RECORDS FOR THE EXERCISE:
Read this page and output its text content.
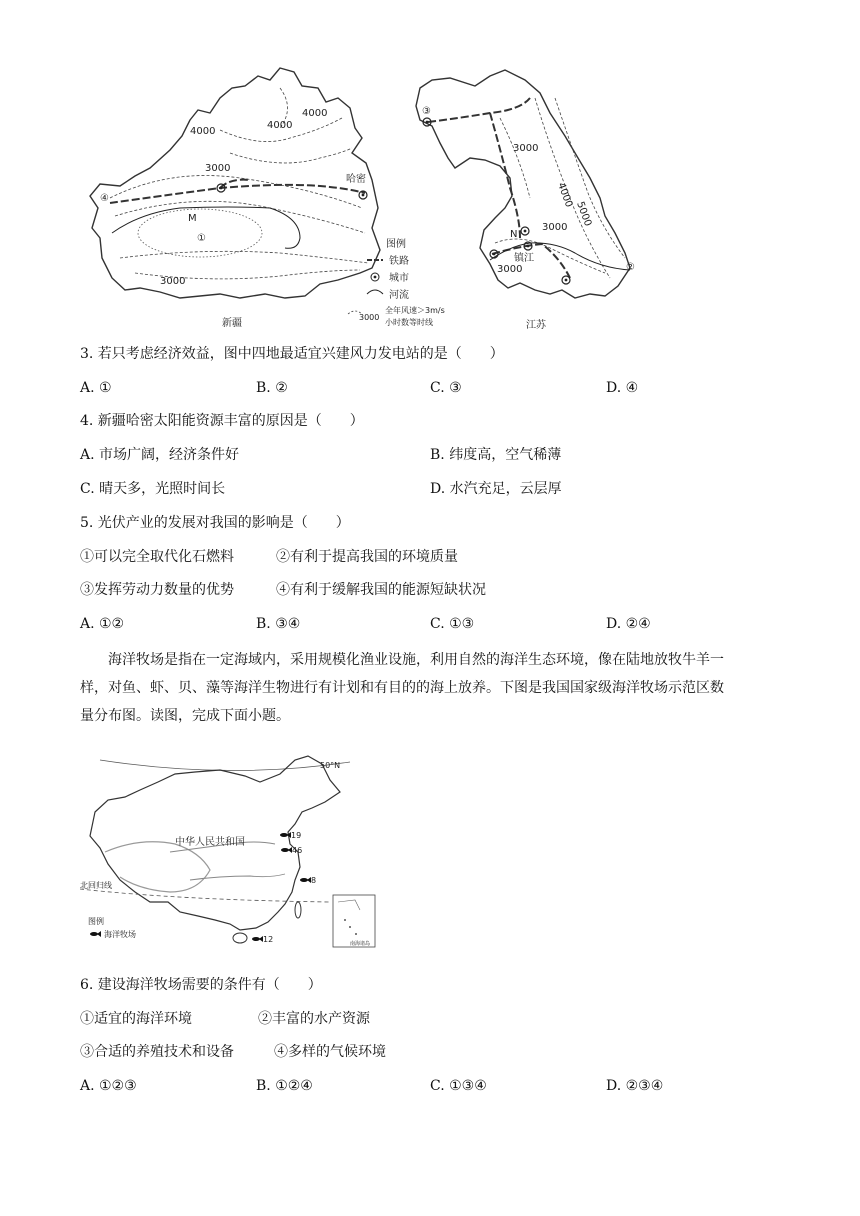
4000
4000
3000
3000
4000
哈密
M
①
④
新疆
图例
铁路
城市
河流
3000
全年风速＞3m/s
小时数等时线
③
3000
3000
3000
4000
5000
N
镇江
②
江苏
3. 若只考虑经济效益，图中四地最适宜兴建风力发电站的是（　　）
A. ①	B. ②	C. ③	D. ④
4. 新疆哈密太阳能资源丰富的原因是（　　）
A. 市场广阔，经济条件好	B. 纬度高，空气稀薄
C. 晴天多，光照时间长	D. 水汽充足，云层厚
5. 光伏产业的发展对我国的影响是（　　）
①可以完全取代化石燃料	②有利于提高我国的环境质量
③发挥劳动力数量的优势	④有利于缓解我国的能源短缺状况
A. ①②	B. ③④	C. ①③	D. ②④
海洋牧场是指在一定海域内，采用规模化渔业设施，利用自然的海洋生态环境，像在陆地放牧牛羊一
样，对鱼、虾、贝、藻等海洋生物进行有计划和有目的的海上放养。下图是我国国家级海洋牧场示范区数
量分布图。读图，完成下面小题。
南海诸岛
19
46
8
12
50°N
中华人民共和国
北回归线
图例
海洋牧场
6. 建设海洋牧场需要的条件有（　　）
①适宜的海洋环境	②丰富的水产资源
③合适的养殖技术和设备	④多样的气候环境
A. ①②③	B. ①②④	C. ①③④	D. ②③④
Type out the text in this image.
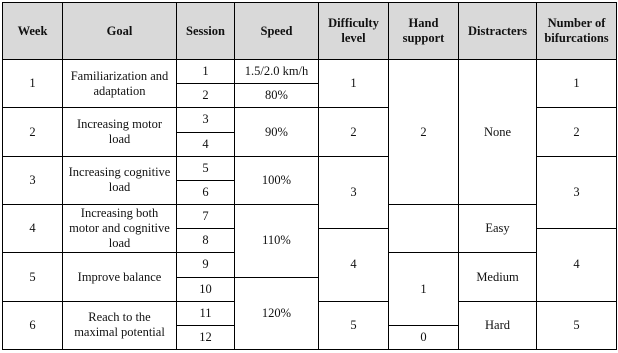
Week	Goal	Session	Speed	Difficulty level	Hand support	Distracters	Number of bifurcations
1	Familiarization and adaptation	1	1.5/2.0 km/h	1	2	None	1
		2	80%				
2	Increasing motor load	3	90%	2			2
		4					
3	Increasing cognitive load	5	100%	3			3
		6					
4	Increasing both motor and cognitive load	7	110%			Easy	
		8		4			4
5	Improve balance	9			1	Medium	
		10	120%				
6	Reach to the maximal potential	11		5		Hard	5
		12			0		
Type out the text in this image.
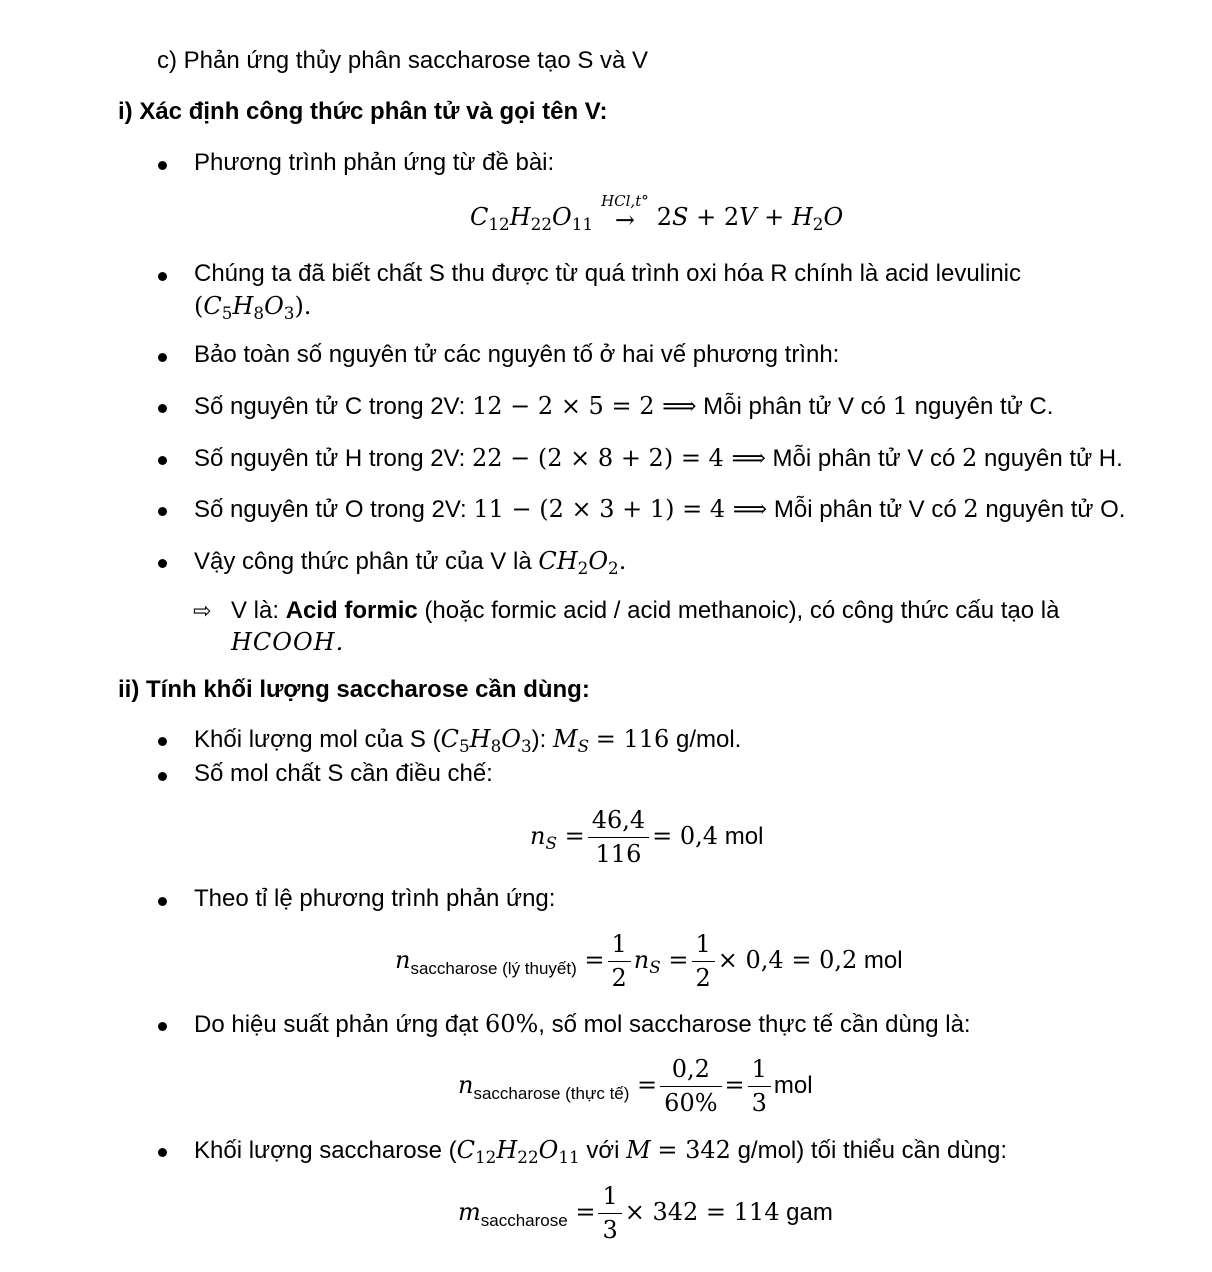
c) Phản ứng thủy phân saccharose tạo S và V
i) Xác định công thức phân tử và gọi tên V:
Phương trình phản ứng từ đề bài:
$C_{12}H_{22}O_{11}$
HCl,t°
→ $2S + 2V + H_2O$
Chúng ta đã biết chất S thu được từ quá trình oxi hóa R chính là acid levulinic
$(C_5H_8O_3)$.
Bảo toàn số nguyên tử các nguyên tố ở hai vế phương trình:
Số nguyên tử C trong 2V: 12 − 2 × 5 = 2 ⟹ Mỗi phân tử V có 1 nguyên tử C.
Số nguyên tử H trong 2V: 22 − (2 × 8 + 2) = 4 ⟹ Mỗi phân tử V có 2 nguyên tử H.
Số nguyên tử O trong 2V: 11 − (2 × 3 + 1) = 4 ⟹ Mỗi phân tử V có 2 nguyên tử O.
Vậy công thức phân tử của V là $CH_2O_2$.
⇨ V là: Acid formic (hoặc formic acid / acid methanoic), có công thức cấu tạo là
HCOOH.
ii) Tính khối lượng saccharose cần dùng:
Khối lượng mol của S $(C_5H_8O_3)$: $M_S = 116$ g/mol.
Số mol chất S cần điều chế:
$n_S = \frac{46,4}{116} = 0,4$ mol
Theo tỉ lệ phương trình phản ứng:
$n_{saccharose (lý thuyết)} = \frac{1}{2} n_S = \frac{1}{2} \times 0,4 = 0,2$ mol
Do hiệu suất phản ứng đạt 60%, số mol saccharose thực tế cần dùng là:
$n_{saccharose (thực tế)} = \frac{0,2}{60\%} = \frac{1}{3}$ mol
Khối lượng saccharose ($C_{12}H_{22}O_{11}$ với M = 342 g/mol) tối thiểu cần dùng:
$m_{saccharose} = \frac{1}{3} \times 342 = 114$ gam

SHORT TASK:
Say how many lines in this material hold "motor", and say nothing else.

WRITTEN ANSWER:
2